§ Written exercise
Tally the lines that contain "ylabel" and report the total alone.

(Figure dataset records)
######
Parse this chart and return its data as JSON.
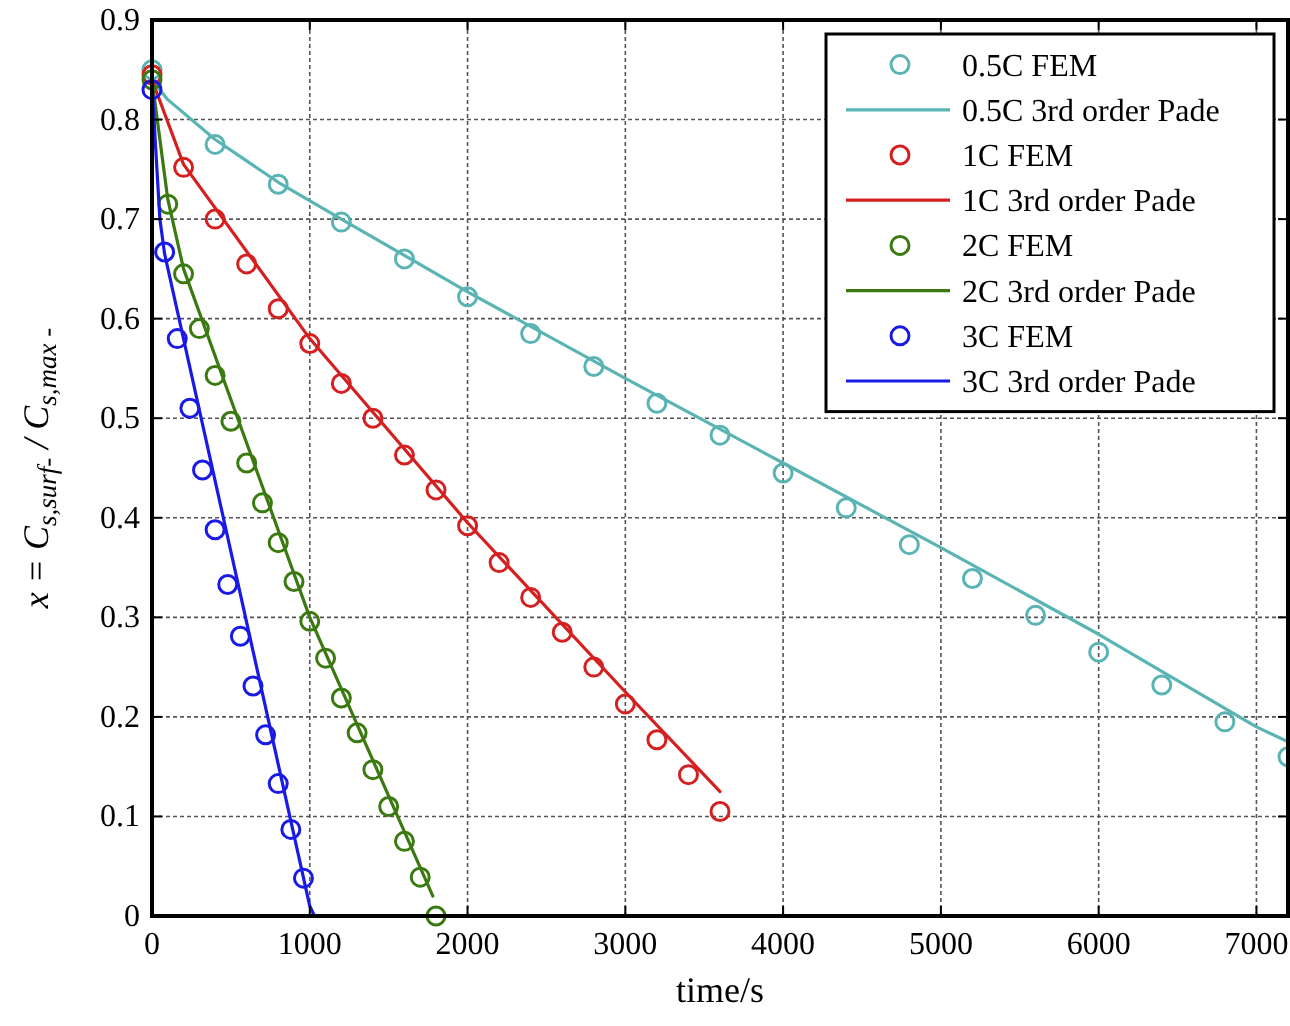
{
  "chart_data": {
    "type": "line",
    "xlabel": "time/s",
    "ylabel": "x = C$_{s,surf-}$ / C$_{s,max -}$",
    "xlim": [
      0,
      7200
    ],
    "ylim": [
      0,
      0.9
    ],
    "xticks": [
      0,
      1000,
      2000,
      3000,
      4000,
      5000,
      6000,
      7000
    ],
    "yticks": [
      0,
      0.1,
      0.2,
      0.3,
      0.4,
      0.5,
      0.6,
      0.7,
      0.8,
      0.9
    ],
    "grid": true,
    "legend": "top right",
    "series": [
      {
        "name": "0.5C FEM",
        "type": "scatter",
        "marker": "circle",
        "color": "#5bb4b4",
        "x": [
          0,
          400,
          800,
          1200,
          1600,
          2000,
          2400,
          2800,
          3200,
          3600,
          4000,
          4400,
          4800,
          5200,
          5600,
          6000,
          6400,
          6800,
          7200
        ],
        "values": [
          0.85,
          0.775,
          0.735,
          0.697,
          0.66,
          0.622,
          0.585,
          0.552,
          0.515,
          0.483,
          0.445,
          0.41,
          0.373,
          0.339,
          0.302,
          0.265,
          0.232,
          0.195,
          0.16
        ]
      },
      {
        "name": "0.5C 3rd order Pade",
        "marker": "none",
        "color": "#5bb4b4",
        "x": [
          0,
          100,
          400,
          800,
          1200,
          2000,
          3000,
          4000,
          5000,
          6000,
          7000,
          7200
        ],
        "values": [
          0.84,
          0.82,
          0.78,
          0.737,
          0.7,
          0.627,
          0.54,
          0.455,
          0.37,
          0.283,
          0.19,
          0.175
        ]
      },
      {
        "name": "1C FEM",
        "type": "scatter",
        "marker": "circle",
        "color": "#d42020",
        "x": [
          0,
          200,
          400,
          600,
          800,
          1000,
          1200,
          1400,
          1600,
          1800,
          2000,
          2200,
          2400,
          2600,
          2800,
          3000,
          3200,
          3400,
          3600
        ],
        "values": [
          0.845,
          0.752,
          0.7,
          0.655,
          0.61,
          0.575,
          0.535,
          0.5,
          0.463,
          0.428,
          0.392,
          0.355,
          0.32,
          0.285,
          0.25,
          0.213,
          0.177,
          0.142,
          0.105
        ]
      },
      {
        "name": "1C 3rd order Pade",
        "marker": "none",
        "color": "#d42020",
        "x": [
          0,
          200,
          1000,
          2000,
          3000,
          3600
        ],
        "values": [
          0.84,
          0.755,
          0.58,
          0.395,
          0.225,
          0.125
        ]
      },
      {
        "name": "2C FEM",
        "type": "scatter",
        "marker": "circle",
        "color": "#3a7a10",
        "x": [
          0,
          100,
          200,
          300,
          400,
          500,
          600,
          700,
          800,
          900,
          1000,
          1100,
          1200,
          1300,
          1400,
          1500,
          1600,
          1700,
          1800
        ],
        "values": [
          0.84,
          0.715,
          0.645,
          0.59,
          0.543,
          0.497,
          0.455,
          0.415,
          0.375,
          0.336,
          0.296,
          0.259,
          0.219,
          0.184,
          0.147,
          0.11,
          0.075,
          0.039,
          0
        ]
      },
      {
        "name": "2C 3rd order Pade",
        "marker": "none",
        "color": "#3a7a10",
        "x": [
          0,
          100,
          200,
          1000,
          1780
        ],
        "values": [
          0.84,
          0.72,
          0.65,
          0.3,
          0.02
        ]
      },
      {
        "name": "3C FEM",
        "type": "scatter",
        "marker": "circle",
        "color": "#1a1ae6",
        "x": [
          0,
          80,
          160,
          240,
          320,
          400,
          480,
          560,
          640,
          720,
          800,
          880,
          960
        ],
        "values": [
          0.83,
          0.667,
          0.58,
          0.51,
          0.448,
          0.388,
          0.333,
          0.281,
          0.231,
          0.182,
          0.133,
          0.087,
          0.038
        ]
      },
      {
        "name": "3C 3rd order Pade",
        "marker": "none",
        "color": "#1a1ae6",
        "x": [
          0,
          20,
          50,
          80,
          1000,
          1030
        ],
        "values": [
          0.84,
          0.78,
          0.7,
          0.665,
          0.01,
          0
        ]
      }
    ]
  }
}
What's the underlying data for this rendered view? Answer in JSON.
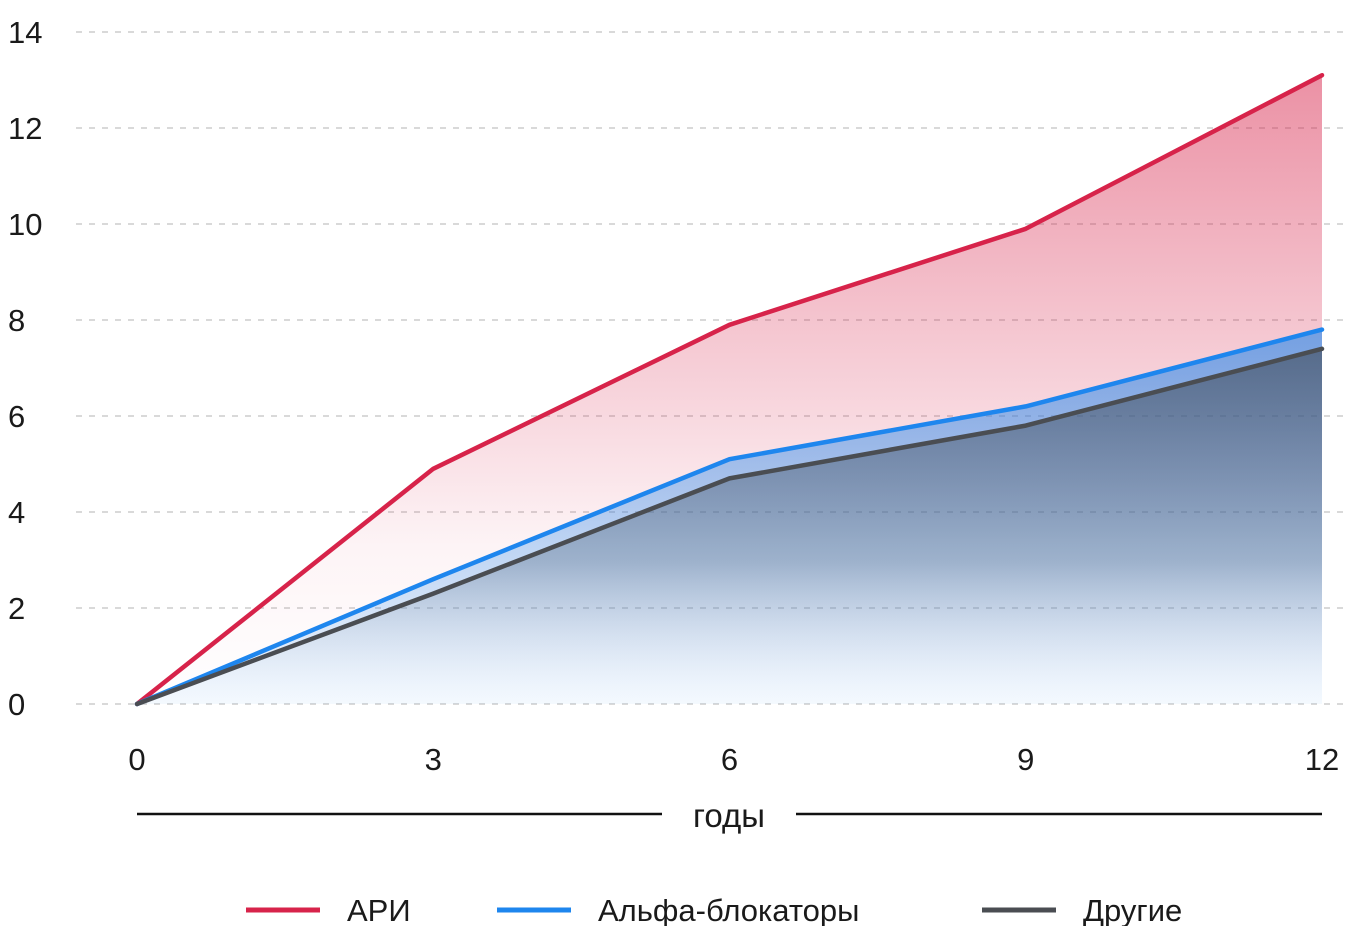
{
  "chart_data": {
    "type": "area",
    "title": "",
    "xlabel": "годы",
    "ylabel": "",
    "x": [
      0,
      3,
      6,
      9,
      12
    ],
    "xlim": [
      0,
      12
    ],
    "ylim": [
      0,
      14
    ],
    "x_ticks": [
      "0",
      "3",
      "6",
      "9",
      "12"
    ],
    "y_ticks": [
      "0",
      "2",
      "4",
      "6",
      "8",
      "10",
      "12",
      "14"
    ],
    "grid": true,
    "legend_position": "bottom",
    "series": [
      {
        "name": "АРИ",
        "values": [
          0,
          4.9,
          7.9,
          9.9,
          13.1
        ],
        "color": "#d7234a"
      },
      {
        "name": "Альфа-блокаторы",
        "values": [
          0,
          2.6,
          5.1,
          6.2,
          7.8
        ],
        "color": "#1e86ee"
      },
      {
        "name": "Другие",
        "values": [
          0,
          2.3,
          4.7,
          5.8,
          7.4
        ],
        "color": "#4a4d52"
      }
    ]
  }
}
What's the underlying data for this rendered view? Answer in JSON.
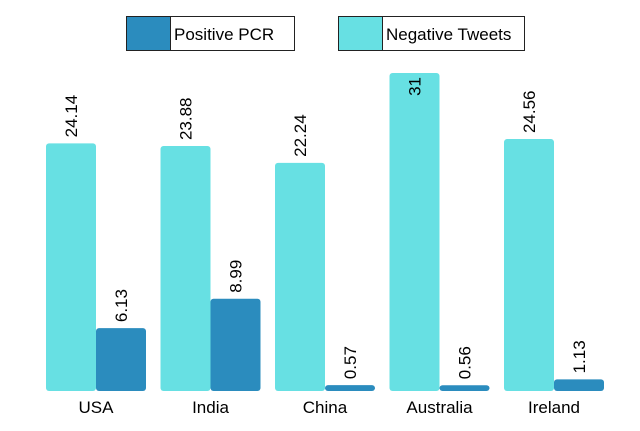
{
  "chart_data": {
    "type": "bar",
    "categories": [
      "USA",
      "India",
      "China",
      "Australia",
      "Ireland"
    ],
    "series": [
      {
        "name": "Negative Tweets",
        "color": "#67E0E3",
        "values": [
          24.14,
          23.88,
          22.24,
          31,
          24.56
        ],
        "labels": [
          "24.14",
          "23.88",
          "22.24",
          "31",
          "24.56"
        ]
      },
      {
        "name": "Positive PCR",
        "color": "#2B8CBE",
        "values": [
          6.13,
          8.99,
          0.57,
          0.56,
          1.13
        ],
        "labels": [
          "6.13",
          "8.99",
          "0.57",
          "0.56",
          "1.13"
        ]
      }
    ],
    "legend": {
      "position": "top-center",
      "order": [
        "Positive PCR",
        "Negative Tweets"
      ]
    },
    "ylim": [
      0,
      31
    ],
    "grid": false,
    "title": "",
    "xlabel": "",
    "ylabel": ""
  }
}
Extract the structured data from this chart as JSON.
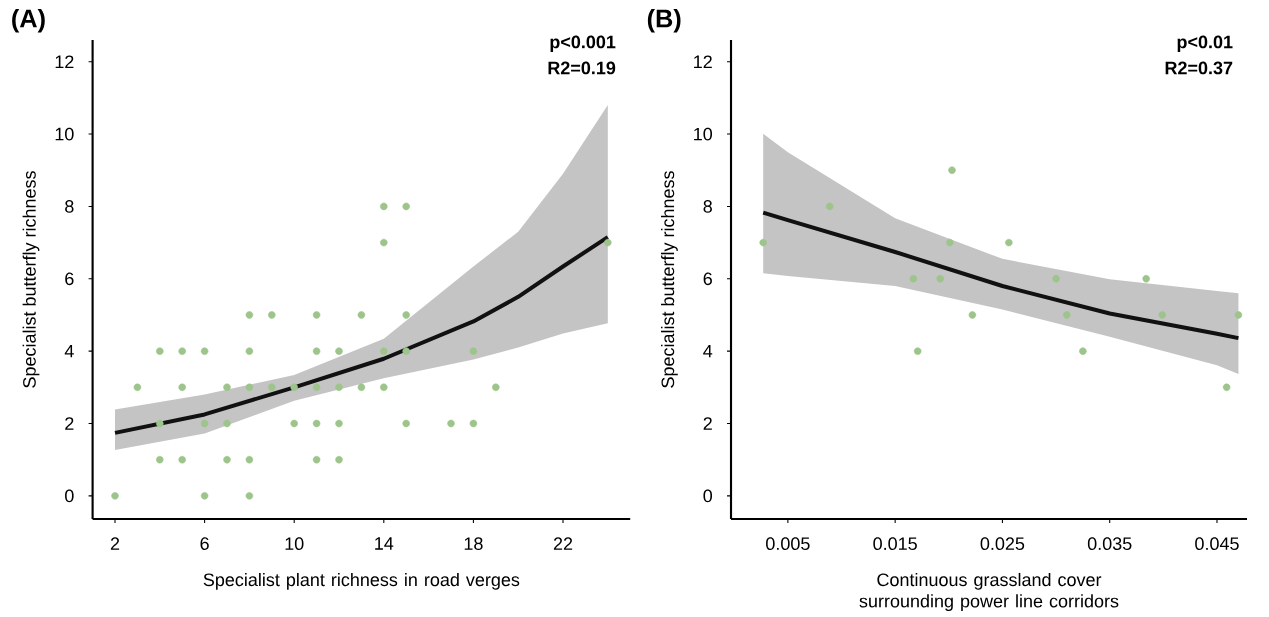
######
§ Task answer
3